WHAT THE TASK REQUIRES: Below are some records; repeat them all exactly, minus the pictures.

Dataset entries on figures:
---

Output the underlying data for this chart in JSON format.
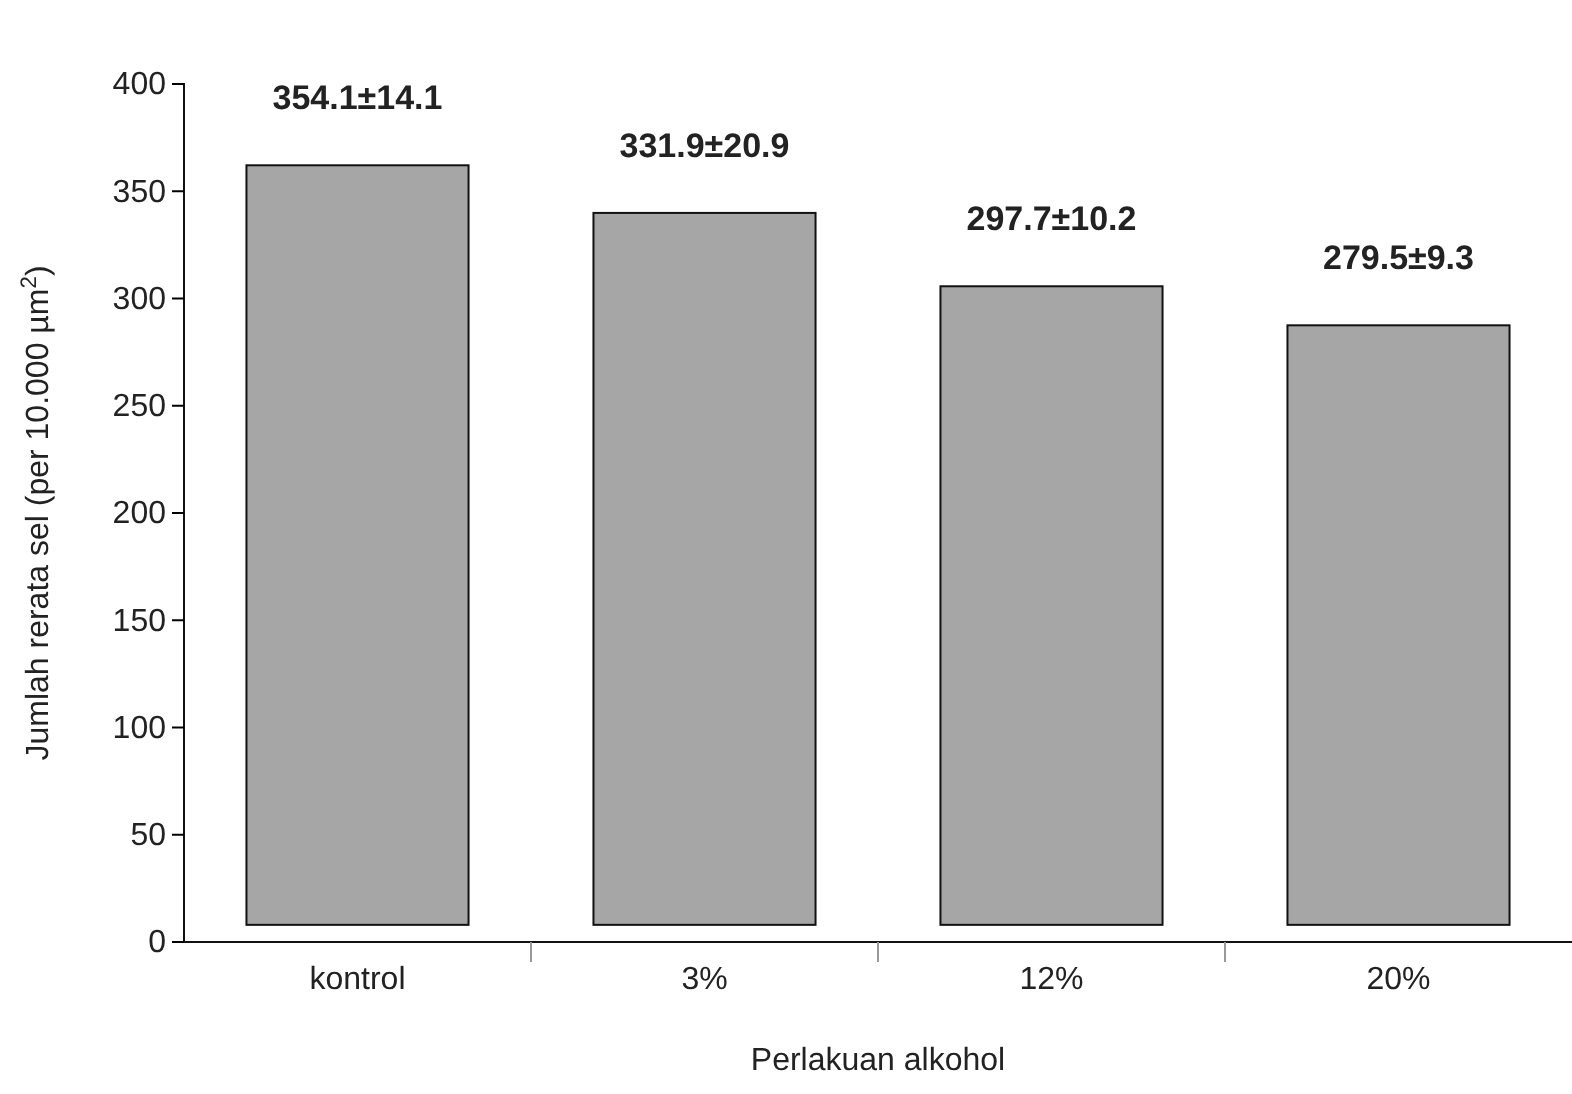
{
  "chart_data": {
    "type": "bar",
    "xlabel": "Perlakuan alkohol",
    "ylabel": "Jumlah rerata sel (per 10.000 µm$^{2}$)",
    "categories": [
      "kontrol",
      "3%",
      "12%",
      "20%"
    ],
    "values": [
      354.1,
      331.9,
      297.7,
      279.5
    ],
    "base": [
      8,
      8,
      8,
      8
    ],
    "value_labels": [
      "354.1±14.1",
      "331.9±20.9",
      "297.7±10.2",
      "279.5±9.3"
    ],
    "color": "#a6a6a6",
    "ylim": [
      0,
      400
    ],
    "yticks": [
      0,
      50,
      100,
      150,
      200,
      250,
      300,
      350,
      400
    ],
    "grid": false
  }
}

---

EXERCISE RESULT:
Output the underlying data for this chart in JSON format.
{
  "chart_data": {
    "type": "bar",
    "xlabel": "Perlakuan alkohol",
    "ylabel": "Jumlah rerata sel (per 10.000 µm$^{2}$)",
    "categories": [
      "kontrol",
      "3%",
      "12%",
      "20%"
    ],
    "values": [
      354.1,
      331.9,
      297.7,
      279.5
    ],
    "base": [
      8,
      8,
      8,
      8
    ],
    "value_labels": [
      "354.1±14.1",
      "331.9±20.9",
      "297.7±10.2",
      "279.5±9.3"
    ],
    "color": "#a6a6a6",
    "ylim": [
      0,
      400
    ],
    "yticks": [
      0,
      50,
      100,
      150,
      200,
      250,
      300,
      350,
      400
    ],
    "grid": false
  }
}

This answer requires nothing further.